§ **SUPPLIED INFORMATION**:
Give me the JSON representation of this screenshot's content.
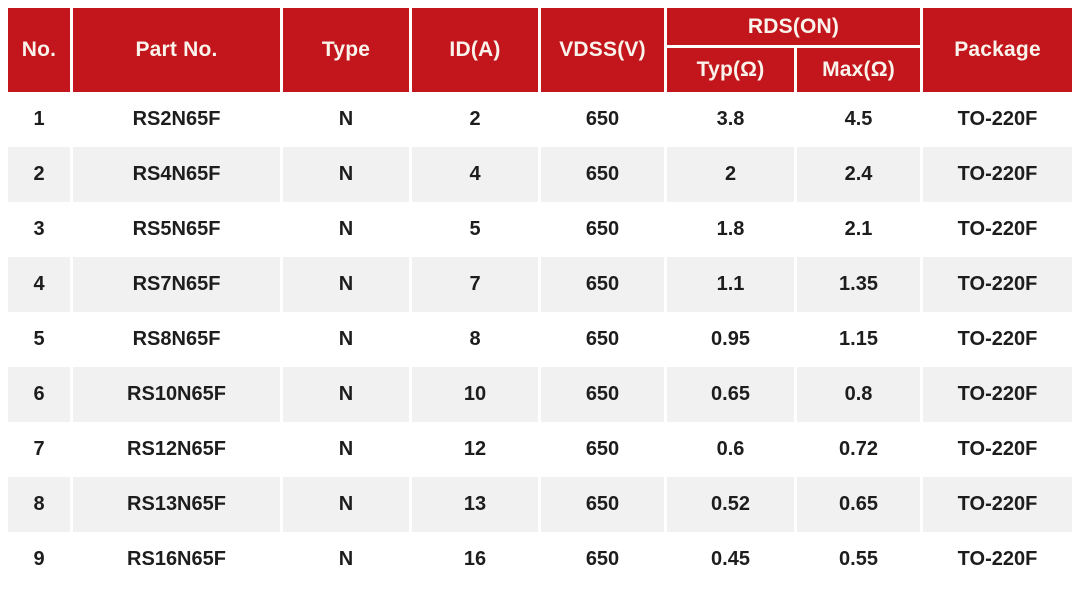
{
  "table": {
    "headers": {
      "no": "No.",
      "part_no": "Part No.",
      "type": "Type",
      "id_a": "ID(A)",
      "vdss": "VDSS(V)",
      "rds_on": "RDS(ON)",
      "typ": "Typ(Ω)",
      "max": "Max(Ω)",
      "package": "Package"
    },
    "rows": [
      [
        "1",
        "RS2N65F",
        "N",
        "2",
        "650",
        "3.8",
        "4.5",
        "TO-220F"
      ],
      [
        "2",
        "RS4N65F",
        "N",
        "4",
        "650",
        "2",
        "2.4",
        "TO-220F"
      ],
      [
        "3",
        "RS5N65F",
        "N",
        "5",
        "650",
        "1.8",
        "2.1",
        "TO-220F"
      ],
      [
        "4",
        "RS7N65F",
        "N",
        "7",
        "650",
        "1.1",
        "1.35",
        "TO-220F"
      ],
      [
        "5",
        "RS8N65F",
        "N",
        "8",
        "650",
        "0.95",
        "1.15",
        "TO-220F"
      ],
      [
        "6",
        "RS10N65F",
        "N",
        "10",
        "650",
        "0.65",
        "0.8",
        "TO-220F"
      ],
      [
        "7",
        "RS12N65F",
        "N",
        "12",
        "650",
        "0.6",
        "0.72",
        "TO-220F"
      ],
      [
        "8",
        "RS13N65F",
        "N",
        "13",
        "650",
        "0.52",
        "0.65",
        "TO-220F"
      ],
      [
        "9",
        "RS16N65F",
        "N",
        "16",
        "650",
        "0.45",
        "0.55",
        "TO-220F"
      ]
    ]
  },
  "colors": {
    "header_bg": "#c3161c",
    "header_text": "#f9f3ec",
    "row_alt_bg": "#f1f1f1",
    "body_text": "#1d1d1d",
    "divider": "#ffffff"
  }
}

§ **DIRECTIVE**: Each line above is to be copied verbatim. Drop any image from the copy.

§ **TASK SOLUTION**:
Give me the JSON representation of this screenshot's content.
{
  "table": {
    "headers": {
      "no": "No.",
      "part_no": "Part No.",
      "type": "Type",
      "id_a": "ID(A)",
      "vdss": "VDSS(V)",
      "rds_on": "RDS(ON)",
      "typ": "Typ(Ω)",
      "max": "Max(Ω)",
      "package": "Package"
    },
    "rows": [
      [
        "1",
        "RS2N65F",
        "N",
        "2",
        "650",
        "3.8",
        "4.5",
        "TO-220F"
      ],
      [
        "2",
        "RS4N65F",
        "N",
        "4",
        "650",
        "2",
        "2.4",
        "TO-220F"
      ],
      [
        "3",
        "RS5N65F",
        "N",
        "5",
        "650",
        "1.8",
        "2.1",
        "TO-220F"
      ],
      [
        "4",
        "RS7N65F",
        "N",
        "7",
        "650",
        "1.1",
        "1.35",
        "TO-220F"
      ],
      [
        "5",
        "RS8N65F",
        "N",
        "8",
        "650",
        "0.95",
        "1.15",
        "TO-220F"
      ],
      [
        "6",
        "RS10N65F",
        "N",
        "10",
        "650",
        "0.65",
        "0.8",
        "TO-220F"
      ],
      [
        "7",
        "RS12N65F",
        "N",
        "12",
        "650",
        "0.6",
        "0.72",
        "TO-220F"
      ],
      [
        "8",
        "RS13N65F",
        "N",
        "13",
        "650",
        "0.52",
        "0.65",
        "TO-220F"
      ],
      [
        "9",
        "RS16N65F",
        "N",
        "16",
        "650",
        "0.45",
        "0.55",
        "TO-220F"
      ]
    ]
  },
  "colors": {
    "header_bg": "#c3161c",
    "header_text": "#f9f3ec",
    "row_alt_bg": "#f1f1f1",
    "body_text": "#1d1d1d",
    "divider": "#ffffff"
  }
}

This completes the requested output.